━━━━━ Working data ━━━━━

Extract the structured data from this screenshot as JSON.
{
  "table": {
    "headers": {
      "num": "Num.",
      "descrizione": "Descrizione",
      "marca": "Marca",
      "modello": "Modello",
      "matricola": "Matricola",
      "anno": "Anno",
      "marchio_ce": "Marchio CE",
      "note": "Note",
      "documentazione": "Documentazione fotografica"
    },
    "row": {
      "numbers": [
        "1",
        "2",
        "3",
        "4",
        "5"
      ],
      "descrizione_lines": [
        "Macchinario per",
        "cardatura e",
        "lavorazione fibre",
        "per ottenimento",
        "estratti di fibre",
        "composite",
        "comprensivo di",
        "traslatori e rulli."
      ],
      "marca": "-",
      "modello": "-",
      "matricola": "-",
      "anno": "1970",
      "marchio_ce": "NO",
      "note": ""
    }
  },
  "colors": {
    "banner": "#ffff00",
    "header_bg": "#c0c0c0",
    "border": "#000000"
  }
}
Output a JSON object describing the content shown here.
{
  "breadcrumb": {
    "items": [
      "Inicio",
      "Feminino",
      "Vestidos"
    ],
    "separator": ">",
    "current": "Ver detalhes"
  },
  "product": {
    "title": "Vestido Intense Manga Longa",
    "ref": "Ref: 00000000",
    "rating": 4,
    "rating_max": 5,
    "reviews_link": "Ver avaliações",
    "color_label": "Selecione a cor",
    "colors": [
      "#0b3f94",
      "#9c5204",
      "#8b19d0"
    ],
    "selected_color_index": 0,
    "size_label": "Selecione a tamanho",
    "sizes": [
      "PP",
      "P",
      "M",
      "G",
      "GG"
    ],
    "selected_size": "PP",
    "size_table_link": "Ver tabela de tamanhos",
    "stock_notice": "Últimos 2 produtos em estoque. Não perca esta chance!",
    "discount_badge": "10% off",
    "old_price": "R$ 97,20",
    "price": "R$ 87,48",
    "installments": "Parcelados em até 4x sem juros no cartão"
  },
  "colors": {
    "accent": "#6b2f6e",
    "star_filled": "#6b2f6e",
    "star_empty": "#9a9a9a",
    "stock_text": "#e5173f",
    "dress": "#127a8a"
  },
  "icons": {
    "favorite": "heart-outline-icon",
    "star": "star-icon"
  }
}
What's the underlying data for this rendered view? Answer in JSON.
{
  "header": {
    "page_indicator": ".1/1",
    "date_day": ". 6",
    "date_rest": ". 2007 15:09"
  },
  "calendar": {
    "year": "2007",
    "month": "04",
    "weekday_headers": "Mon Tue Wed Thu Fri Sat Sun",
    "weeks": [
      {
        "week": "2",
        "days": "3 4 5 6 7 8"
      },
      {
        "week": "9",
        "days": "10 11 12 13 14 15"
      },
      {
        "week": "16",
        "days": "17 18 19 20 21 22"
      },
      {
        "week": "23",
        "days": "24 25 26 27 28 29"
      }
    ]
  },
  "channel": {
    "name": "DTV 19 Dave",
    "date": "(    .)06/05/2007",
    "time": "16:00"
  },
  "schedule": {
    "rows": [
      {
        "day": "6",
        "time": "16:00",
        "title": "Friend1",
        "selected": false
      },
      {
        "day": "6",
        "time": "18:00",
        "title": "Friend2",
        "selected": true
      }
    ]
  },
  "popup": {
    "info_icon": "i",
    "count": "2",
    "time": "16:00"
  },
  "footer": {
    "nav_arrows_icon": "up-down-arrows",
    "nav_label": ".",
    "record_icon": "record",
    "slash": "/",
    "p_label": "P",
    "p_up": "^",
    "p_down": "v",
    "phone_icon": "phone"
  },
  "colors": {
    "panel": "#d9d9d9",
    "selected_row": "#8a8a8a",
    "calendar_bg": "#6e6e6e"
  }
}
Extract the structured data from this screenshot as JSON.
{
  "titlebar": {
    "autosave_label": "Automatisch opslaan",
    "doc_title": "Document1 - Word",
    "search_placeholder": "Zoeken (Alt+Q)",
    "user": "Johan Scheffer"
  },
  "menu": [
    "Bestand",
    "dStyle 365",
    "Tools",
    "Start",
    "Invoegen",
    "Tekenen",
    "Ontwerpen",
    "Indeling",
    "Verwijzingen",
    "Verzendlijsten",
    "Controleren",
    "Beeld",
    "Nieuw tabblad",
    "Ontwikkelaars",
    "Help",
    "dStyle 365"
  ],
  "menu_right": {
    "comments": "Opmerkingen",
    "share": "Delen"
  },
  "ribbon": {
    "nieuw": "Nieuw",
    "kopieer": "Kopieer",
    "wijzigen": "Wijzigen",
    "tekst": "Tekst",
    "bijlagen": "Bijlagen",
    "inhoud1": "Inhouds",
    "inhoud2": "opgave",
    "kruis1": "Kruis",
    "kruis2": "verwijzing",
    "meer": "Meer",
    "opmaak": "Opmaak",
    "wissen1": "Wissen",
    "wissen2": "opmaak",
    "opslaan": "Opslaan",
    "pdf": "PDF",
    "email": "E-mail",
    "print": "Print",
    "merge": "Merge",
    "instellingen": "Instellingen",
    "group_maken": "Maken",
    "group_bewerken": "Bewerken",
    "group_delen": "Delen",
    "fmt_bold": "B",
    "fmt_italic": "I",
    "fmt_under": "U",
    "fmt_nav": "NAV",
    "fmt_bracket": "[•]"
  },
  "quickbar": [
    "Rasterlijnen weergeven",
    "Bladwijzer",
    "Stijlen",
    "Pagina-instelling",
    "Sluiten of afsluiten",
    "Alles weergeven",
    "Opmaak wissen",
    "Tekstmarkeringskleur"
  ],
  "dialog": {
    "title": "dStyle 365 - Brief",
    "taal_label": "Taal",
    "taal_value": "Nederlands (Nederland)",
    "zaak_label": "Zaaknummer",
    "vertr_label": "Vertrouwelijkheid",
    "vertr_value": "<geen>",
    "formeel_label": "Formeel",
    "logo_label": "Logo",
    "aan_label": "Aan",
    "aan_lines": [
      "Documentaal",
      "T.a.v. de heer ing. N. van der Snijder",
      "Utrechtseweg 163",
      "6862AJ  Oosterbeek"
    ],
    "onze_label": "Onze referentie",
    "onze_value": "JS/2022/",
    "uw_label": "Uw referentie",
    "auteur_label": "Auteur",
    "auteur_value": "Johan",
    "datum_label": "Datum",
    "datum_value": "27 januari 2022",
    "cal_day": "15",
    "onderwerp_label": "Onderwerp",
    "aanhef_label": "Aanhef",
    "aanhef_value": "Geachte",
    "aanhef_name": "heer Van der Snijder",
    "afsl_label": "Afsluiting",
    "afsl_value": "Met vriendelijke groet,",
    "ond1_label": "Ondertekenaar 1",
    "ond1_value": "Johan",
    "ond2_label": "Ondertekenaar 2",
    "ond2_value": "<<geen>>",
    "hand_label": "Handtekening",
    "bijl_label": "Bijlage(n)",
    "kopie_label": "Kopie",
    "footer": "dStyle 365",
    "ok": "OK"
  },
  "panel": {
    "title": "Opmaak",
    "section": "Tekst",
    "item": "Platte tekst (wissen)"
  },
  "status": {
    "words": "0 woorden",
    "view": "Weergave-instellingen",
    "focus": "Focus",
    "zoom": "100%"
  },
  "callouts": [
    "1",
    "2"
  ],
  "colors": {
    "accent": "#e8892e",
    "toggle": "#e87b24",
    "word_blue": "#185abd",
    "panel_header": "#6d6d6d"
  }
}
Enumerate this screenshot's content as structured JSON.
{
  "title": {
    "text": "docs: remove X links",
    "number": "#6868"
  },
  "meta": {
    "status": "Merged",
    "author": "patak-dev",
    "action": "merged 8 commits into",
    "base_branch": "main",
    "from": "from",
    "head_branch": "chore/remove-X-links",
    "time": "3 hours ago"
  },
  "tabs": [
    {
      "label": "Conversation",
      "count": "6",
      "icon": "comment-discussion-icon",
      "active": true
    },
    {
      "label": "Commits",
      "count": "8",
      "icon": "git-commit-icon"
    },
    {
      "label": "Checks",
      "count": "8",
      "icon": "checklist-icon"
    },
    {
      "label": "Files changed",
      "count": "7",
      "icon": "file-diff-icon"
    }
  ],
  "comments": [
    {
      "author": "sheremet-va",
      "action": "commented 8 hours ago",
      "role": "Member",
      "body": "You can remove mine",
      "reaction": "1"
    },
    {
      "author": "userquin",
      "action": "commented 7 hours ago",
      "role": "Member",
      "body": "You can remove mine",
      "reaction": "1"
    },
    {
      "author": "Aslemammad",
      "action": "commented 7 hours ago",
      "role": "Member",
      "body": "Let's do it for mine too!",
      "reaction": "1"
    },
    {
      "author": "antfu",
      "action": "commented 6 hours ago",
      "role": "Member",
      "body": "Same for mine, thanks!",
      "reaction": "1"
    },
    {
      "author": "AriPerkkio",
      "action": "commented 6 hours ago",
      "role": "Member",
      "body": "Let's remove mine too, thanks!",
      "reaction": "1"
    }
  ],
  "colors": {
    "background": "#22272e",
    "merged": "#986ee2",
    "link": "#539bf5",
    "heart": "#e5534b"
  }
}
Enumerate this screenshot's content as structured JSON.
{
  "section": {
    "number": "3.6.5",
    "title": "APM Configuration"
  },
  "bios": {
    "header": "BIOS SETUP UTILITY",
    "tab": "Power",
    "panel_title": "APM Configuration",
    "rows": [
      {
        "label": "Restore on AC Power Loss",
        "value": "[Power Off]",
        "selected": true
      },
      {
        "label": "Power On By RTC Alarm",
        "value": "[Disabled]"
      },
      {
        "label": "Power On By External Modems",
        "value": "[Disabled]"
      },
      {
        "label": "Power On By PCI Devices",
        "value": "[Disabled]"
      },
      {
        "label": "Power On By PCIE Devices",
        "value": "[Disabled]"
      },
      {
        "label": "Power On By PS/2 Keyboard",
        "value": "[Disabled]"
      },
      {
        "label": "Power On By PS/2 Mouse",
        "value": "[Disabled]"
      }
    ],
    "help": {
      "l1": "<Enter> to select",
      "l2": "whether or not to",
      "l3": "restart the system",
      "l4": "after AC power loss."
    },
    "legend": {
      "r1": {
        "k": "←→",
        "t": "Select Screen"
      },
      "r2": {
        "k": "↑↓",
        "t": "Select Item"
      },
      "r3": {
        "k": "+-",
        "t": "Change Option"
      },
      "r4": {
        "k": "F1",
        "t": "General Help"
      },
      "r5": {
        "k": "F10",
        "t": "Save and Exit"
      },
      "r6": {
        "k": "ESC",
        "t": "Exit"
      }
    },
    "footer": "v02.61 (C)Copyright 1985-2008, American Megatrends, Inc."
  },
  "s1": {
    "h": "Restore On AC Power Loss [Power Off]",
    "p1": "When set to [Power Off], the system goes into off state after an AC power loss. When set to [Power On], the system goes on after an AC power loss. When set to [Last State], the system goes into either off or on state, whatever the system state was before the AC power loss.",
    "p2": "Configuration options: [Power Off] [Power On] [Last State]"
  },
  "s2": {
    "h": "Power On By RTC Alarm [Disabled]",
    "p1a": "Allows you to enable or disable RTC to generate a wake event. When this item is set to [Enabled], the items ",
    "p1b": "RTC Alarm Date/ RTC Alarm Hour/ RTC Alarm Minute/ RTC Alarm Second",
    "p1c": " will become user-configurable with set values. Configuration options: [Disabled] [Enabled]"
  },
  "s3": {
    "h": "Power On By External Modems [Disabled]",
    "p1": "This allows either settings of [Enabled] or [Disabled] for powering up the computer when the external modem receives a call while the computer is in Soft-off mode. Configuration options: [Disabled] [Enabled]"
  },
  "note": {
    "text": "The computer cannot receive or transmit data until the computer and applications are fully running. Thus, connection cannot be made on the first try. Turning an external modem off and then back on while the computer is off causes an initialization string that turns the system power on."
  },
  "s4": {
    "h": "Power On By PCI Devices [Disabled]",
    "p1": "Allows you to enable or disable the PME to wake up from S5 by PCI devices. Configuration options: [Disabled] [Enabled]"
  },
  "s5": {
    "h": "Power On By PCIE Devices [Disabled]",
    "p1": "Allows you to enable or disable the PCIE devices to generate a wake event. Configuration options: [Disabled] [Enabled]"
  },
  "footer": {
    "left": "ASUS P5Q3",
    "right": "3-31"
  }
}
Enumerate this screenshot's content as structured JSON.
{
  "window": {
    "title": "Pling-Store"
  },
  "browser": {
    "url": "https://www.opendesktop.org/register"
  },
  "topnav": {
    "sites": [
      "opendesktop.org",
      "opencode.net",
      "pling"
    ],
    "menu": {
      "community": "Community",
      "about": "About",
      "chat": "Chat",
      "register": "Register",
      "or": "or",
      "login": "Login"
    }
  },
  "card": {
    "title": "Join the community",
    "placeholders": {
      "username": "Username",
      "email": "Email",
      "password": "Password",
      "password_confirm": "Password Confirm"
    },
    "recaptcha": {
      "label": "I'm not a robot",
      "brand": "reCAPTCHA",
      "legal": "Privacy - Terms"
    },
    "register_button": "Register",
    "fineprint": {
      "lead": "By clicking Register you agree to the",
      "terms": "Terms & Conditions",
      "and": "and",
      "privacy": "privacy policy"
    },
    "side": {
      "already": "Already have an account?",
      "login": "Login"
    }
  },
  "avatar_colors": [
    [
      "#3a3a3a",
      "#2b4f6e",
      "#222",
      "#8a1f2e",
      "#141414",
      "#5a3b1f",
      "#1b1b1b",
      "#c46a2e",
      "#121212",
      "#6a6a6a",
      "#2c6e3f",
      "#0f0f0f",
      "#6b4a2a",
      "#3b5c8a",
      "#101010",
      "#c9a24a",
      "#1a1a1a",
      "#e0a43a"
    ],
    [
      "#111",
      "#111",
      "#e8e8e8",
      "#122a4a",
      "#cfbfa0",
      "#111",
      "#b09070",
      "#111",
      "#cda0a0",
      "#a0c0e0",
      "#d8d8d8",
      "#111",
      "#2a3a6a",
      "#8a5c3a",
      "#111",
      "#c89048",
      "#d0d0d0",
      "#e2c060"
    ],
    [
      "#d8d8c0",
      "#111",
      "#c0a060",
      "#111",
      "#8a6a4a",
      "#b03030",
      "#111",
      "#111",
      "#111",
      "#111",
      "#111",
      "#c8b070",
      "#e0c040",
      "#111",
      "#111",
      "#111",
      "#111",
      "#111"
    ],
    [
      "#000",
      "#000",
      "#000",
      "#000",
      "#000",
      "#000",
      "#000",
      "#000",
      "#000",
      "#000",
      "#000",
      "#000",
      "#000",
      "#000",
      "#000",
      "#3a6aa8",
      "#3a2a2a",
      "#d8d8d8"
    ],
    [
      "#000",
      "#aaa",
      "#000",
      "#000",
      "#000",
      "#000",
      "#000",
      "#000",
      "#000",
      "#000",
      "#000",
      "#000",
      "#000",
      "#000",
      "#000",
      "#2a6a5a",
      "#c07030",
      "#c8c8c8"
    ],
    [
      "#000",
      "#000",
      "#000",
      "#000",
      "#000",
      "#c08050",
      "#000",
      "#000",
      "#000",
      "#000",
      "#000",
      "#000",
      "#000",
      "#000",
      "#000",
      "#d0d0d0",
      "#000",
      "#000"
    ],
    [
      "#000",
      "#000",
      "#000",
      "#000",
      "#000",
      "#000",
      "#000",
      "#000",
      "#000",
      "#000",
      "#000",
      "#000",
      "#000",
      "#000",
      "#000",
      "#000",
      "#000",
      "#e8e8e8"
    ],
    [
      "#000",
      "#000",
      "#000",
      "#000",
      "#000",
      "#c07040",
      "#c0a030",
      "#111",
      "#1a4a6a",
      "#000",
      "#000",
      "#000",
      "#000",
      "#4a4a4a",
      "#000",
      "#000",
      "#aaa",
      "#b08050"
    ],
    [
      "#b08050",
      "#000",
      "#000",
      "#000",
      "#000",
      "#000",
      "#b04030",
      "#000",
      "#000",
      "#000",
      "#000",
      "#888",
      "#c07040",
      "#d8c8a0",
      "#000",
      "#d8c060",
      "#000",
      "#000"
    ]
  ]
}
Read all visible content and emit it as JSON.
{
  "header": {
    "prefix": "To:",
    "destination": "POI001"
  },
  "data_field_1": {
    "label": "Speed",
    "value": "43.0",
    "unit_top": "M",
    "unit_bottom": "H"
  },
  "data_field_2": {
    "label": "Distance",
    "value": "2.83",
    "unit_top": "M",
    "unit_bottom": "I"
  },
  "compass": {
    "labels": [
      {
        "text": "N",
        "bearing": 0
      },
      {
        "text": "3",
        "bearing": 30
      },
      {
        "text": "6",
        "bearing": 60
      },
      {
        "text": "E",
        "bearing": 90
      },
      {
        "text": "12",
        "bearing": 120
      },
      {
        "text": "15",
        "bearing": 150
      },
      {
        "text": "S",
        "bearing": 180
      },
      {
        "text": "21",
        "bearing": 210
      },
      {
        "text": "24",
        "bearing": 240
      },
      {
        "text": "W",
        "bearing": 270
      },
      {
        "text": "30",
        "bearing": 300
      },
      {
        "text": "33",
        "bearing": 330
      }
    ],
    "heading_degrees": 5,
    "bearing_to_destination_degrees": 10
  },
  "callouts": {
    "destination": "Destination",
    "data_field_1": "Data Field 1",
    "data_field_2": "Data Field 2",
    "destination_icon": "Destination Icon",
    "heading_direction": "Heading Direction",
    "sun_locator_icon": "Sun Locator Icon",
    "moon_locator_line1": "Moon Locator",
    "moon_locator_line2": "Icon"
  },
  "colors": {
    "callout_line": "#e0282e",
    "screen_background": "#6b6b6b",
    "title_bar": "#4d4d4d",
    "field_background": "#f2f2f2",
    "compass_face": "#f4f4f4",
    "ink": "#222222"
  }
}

━━━━━

(Task statement)
Read through the data and copy every line where "opendesktop" shows up.

(Solution)
    "url": "https://www.opendesktop.org/register"
      "opendesktop.org",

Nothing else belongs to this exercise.